◆ WHAT TO DO ◆
Pull out every line with the word "JSON" from the entries below.
+ + +
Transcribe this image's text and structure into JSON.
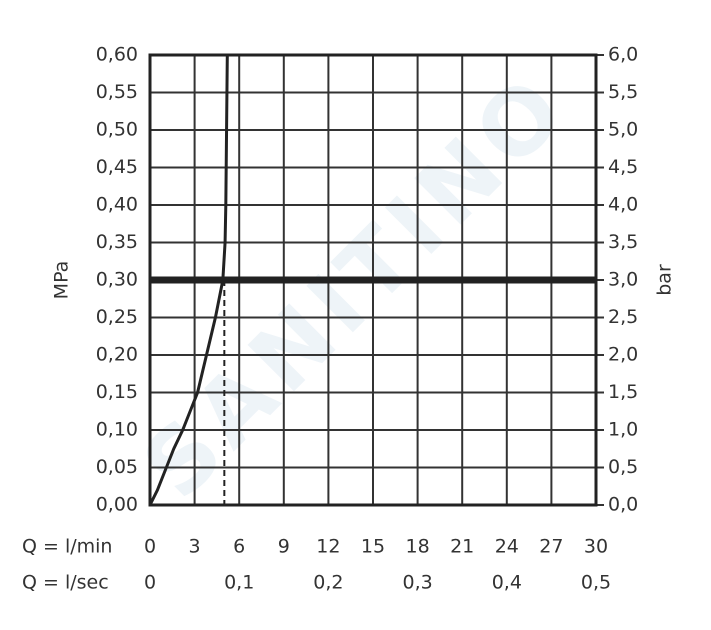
{
  "chart_data": {
    "type": "line",
    "x_row_label": "Q = l/min",
    "x2_row_label": "Q = l/sec",
    "ylabel": "MPa",
    "y2label": "bar",
    "watermark": "SANITINO",
    "xlim": [
      0,
      30
    ],
    "xticks": [
      0,
      3,
      6,
      9,
      12,
      15,
      18,
      21,
      24,
      27,
      30
    ],
    "x2lim": [
      0,
      0.5
    ],
    "x2ticks": [
      0,
      {
        "value": 0.1,
        "label": "0,1"
      },
      {
        "value": 0.2,
        "label": "0,2"
      },
      {
        "value": 0.3,
        "label": "0,3"
      },
      {
        "value": 0.4,
        "label": "0,4"
      },
      {
        "value": 0.5,
        "label": "0,5"
      }
    ],
    "ylim": [
      0,
      0.6
    ],
    "yticks": [
      {
        "value": 0,
        "label": "0,00"
      },
      {
        "value": 0.05,
        "label": "0,05"
      },
      {
        "value": 0.1,
        "label": "0,10"
      },
      {
        "value": 0.15,
        "label": "0,15"
      },
      {
        "value": 0.2,
        "label": "0,20"
      },
      {
        "value": 0.25,
        "label": "0,25"
      },
      {
        "value": 0.3,
        "label": "0,30"
      },
      {
        "value": 0.35,
        "label": "0,35"
      },
      {
        "value": 0.4,
        "label": "0,40"
      },
      {
        "value": 0.45,
        "label": "0,45"
      },
      {
        "value": 0.5,
        "label": "0,50"
      },
      {
        "value": 0.55,
        "label": "0,55"
      },
      {
        "value": 0.6,
        "label": "0,60"
      }
    ],
    "y2lim": [
      0,
      6
    ],
    "y2ticks": [
      {
        "value": 0,
        "label": "0,0"
      },
      {
        "value": 0.5,
        "label": "0,5"
      },
      {
        "value": 1,
        "label": "1,0"
      },
      {
        "value": 1.5,
        "label": "1,5"
      },
      {
        "value": 2,
        "label": "2,0"
      },
      {
        "value": 2.5,
        "label": "2,5"
      },
      {
        "value": 3,
        "label": "3,0"
      },
      {
        "value": 3.5,
        "label": "3,5"
      },
      {
        "value": 4,
        "label": "4,0"
      },
      {
        "value": 4.5,
        "label": "4,5"
      },
      {
        "value": 5,
        "label": "5,0"
      },
      {
        "value": 5.5,
        "label": "5,5"
      },
      {
        "value": 6,
        "label": "6,0"
      }
    ],
    "grid": true,
    "operating_point": {
      "x": 5,
      "y": 0.3
    },
    "series": [
      {
        "color": "#222222",
        "x": [
          0,
          0.5,
          1.1,
          1.6,
          2.2,
          2.7,
          3.2,
          3.8,
          4.4,
          4.9,
          5.05,
          5.1,
          5.15,
          5.2
        ],
        "values": [
          0,
          0.02,
          0.05,
          0.075,
          0.1,
          0.125,
          0.15,
          0.2,
          0.25,
          0.3,
          0.35,
          0.4,
          0.5,
          0.6
        ]
      }
    ]
  }
}
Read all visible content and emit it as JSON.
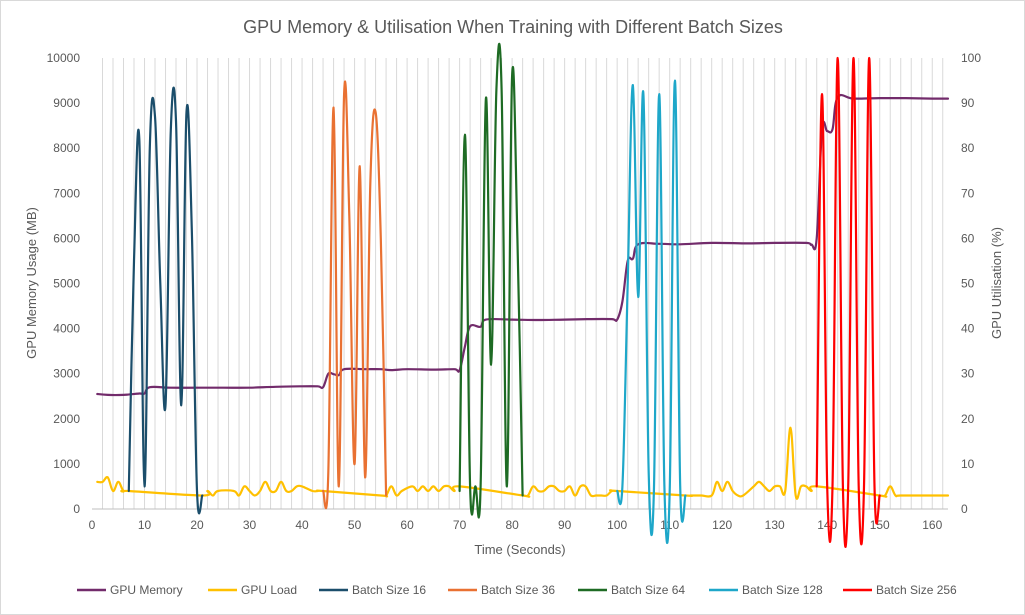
+ + +
◆ RESPONSE ◆
Transcribe this image's text and structure into JSON.
Read all visible content and emit it as JSON.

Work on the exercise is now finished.